- _Task objective_:
Read the lines below. Copy out any that hold the string "Temperature".
┄┄┄┄┄┄
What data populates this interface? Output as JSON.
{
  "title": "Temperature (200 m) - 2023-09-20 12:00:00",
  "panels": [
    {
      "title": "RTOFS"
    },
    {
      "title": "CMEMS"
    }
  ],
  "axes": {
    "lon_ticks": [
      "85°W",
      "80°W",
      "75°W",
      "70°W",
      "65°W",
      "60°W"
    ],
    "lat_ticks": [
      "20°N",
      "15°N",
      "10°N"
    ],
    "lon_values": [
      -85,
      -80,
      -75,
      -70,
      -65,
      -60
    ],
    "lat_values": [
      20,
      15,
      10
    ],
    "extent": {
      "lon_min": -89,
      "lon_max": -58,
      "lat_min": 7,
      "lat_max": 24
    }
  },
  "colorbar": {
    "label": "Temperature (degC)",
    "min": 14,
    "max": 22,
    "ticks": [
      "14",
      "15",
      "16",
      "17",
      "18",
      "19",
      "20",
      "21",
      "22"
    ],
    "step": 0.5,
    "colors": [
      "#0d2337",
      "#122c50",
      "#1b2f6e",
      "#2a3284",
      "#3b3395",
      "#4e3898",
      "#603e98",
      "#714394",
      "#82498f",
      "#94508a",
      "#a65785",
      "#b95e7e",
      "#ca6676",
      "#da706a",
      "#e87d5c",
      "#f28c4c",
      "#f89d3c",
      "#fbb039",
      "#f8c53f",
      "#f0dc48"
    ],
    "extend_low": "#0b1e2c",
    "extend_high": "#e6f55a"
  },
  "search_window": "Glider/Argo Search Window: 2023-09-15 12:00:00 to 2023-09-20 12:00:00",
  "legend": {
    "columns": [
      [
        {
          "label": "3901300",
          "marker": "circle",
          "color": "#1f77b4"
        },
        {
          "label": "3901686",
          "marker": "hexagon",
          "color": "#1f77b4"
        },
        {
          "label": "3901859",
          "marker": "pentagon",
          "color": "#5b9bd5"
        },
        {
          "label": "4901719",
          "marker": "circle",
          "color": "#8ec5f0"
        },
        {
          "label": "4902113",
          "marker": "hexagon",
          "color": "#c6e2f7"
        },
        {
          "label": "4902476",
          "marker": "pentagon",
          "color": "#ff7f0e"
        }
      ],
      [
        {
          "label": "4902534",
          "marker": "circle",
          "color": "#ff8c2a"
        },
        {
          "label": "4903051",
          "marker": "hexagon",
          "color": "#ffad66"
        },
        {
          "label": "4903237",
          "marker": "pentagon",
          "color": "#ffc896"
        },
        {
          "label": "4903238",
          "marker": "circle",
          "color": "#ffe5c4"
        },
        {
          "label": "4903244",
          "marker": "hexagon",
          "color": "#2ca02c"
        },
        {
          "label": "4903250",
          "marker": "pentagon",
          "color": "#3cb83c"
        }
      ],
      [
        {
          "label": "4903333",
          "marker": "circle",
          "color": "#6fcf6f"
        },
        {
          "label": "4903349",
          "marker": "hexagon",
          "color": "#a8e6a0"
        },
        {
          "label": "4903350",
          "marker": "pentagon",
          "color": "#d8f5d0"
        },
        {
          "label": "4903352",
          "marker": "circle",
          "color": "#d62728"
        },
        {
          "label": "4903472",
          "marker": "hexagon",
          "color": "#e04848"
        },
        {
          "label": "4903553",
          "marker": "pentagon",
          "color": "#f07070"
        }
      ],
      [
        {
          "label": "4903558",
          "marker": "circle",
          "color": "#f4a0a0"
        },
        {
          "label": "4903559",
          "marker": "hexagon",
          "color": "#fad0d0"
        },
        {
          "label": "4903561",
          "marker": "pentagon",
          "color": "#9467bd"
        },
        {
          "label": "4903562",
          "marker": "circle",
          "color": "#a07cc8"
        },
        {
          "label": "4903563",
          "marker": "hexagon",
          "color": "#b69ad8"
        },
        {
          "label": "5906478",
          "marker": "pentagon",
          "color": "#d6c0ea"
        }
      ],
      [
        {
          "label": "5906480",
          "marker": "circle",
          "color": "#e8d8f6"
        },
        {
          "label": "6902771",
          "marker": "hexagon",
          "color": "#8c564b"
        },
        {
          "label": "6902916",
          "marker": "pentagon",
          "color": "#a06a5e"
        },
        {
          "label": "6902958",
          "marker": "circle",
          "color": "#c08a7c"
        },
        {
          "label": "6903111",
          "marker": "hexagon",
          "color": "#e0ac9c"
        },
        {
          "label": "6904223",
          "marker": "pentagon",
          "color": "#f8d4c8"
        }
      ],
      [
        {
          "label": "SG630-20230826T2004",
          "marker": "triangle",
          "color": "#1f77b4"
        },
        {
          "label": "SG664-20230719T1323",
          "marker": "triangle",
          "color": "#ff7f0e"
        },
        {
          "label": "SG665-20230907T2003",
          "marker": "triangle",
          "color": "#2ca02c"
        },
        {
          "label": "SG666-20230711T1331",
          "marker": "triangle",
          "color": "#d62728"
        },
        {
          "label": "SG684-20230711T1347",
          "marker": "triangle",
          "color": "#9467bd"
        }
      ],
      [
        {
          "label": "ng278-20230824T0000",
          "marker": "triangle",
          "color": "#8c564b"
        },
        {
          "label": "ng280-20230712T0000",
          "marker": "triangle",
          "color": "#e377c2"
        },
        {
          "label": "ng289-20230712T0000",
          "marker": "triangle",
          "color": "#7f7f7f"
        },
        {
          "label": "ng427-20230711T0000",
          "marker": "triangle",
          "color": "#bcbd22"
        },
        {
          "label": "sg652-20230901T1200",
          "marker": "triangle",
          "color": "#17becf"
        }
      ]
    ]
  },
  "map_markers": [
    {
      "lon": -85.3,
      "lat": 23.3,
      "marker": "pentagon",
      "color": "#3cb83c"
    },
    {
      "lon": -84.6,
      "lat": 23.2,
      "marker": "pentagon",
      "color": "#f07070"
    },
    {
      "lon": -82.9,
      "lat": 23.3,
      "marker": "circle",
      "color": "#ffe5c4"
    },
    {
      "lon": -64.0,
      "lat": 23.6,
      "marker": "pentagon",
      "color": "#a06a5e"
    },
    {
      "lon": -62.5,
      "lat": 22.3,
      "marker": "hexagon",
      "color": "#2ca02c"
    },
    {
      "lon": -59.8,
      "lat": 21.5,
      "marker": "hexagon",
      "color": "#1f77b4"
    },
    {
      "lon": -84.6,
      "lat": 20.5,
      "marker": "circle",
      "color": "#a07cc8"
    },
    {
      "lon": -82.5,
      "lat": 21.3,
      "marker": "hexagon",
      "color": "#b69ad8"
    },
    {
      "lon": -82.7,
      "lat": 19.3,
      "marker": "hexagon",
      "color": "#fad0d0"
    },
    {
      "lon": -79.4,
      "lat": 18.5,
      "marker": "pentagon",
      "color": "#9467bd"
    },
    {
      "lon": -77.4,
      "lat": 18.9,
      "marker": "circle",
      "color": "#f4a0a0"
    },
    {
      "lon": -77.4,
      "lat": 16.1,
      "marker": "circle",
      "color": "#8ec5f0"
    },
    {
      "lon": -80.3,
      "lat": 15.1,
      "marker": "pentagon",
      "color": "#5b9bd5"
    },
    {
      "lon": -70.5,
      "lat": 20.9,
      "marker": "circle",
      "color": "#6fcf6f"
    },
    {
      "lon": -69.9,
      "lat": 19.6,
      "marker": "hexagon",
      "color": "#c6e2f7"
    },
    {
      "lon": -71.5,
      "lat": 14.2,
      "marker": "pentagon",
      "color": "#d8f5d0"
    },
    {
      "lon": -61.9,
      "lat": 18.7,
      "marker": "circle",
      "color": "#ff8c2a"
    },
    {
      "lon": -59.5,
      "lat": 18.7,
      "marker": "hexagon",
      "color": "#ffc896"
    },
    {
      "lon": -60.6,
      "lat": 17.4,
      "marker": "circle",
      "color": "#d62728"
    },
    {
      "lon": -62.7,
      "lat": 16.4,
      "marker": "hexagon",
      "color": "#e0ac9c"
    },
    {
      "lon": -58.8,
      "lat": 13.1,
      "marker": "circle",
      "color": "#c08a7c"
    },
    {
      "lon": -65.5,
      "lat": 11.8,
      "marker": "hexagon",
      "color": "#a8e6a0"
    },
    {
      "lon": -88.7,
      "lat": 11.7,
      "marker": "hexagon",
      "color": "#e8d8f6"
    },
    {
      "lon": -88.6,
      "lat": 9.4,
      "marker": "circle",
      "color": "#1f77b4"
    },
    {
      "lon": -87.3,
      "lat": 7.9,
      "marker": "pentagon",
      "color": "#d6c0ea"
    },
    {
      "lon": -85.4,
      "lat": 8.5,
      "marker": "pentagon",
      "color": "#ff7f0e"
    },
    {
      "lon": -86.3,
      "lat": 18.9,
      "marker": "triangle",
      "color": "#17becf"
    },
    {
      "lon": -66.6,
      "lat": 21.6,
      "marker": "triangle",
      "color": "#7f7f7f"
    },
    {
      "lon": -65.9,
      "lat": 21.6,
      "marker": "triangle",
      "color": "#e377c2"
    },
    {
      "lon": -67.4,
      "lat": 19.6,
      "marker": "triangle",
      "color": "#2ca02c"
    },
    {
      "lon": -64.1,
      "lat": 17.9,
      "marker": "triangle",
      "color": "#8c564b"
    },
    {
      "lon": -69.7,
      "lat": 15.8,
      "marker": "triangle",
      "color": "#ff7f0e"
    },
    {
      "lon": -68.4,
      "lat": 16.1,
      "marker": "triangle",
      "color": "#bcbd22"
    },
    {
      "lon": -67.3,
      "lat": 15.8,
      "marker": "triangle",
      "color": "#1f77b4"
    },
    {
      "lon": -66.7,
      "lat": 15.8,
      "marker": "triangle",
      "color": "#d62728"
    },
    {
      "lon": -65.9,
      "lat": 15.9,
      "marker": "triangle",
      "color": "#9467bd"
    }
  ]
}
┄┄┄┄┄┄
- _The reply_:
  "title": "Temperature (200 m) - 2023-09-20 12:00:00",
    "label": "Temperature (degC)",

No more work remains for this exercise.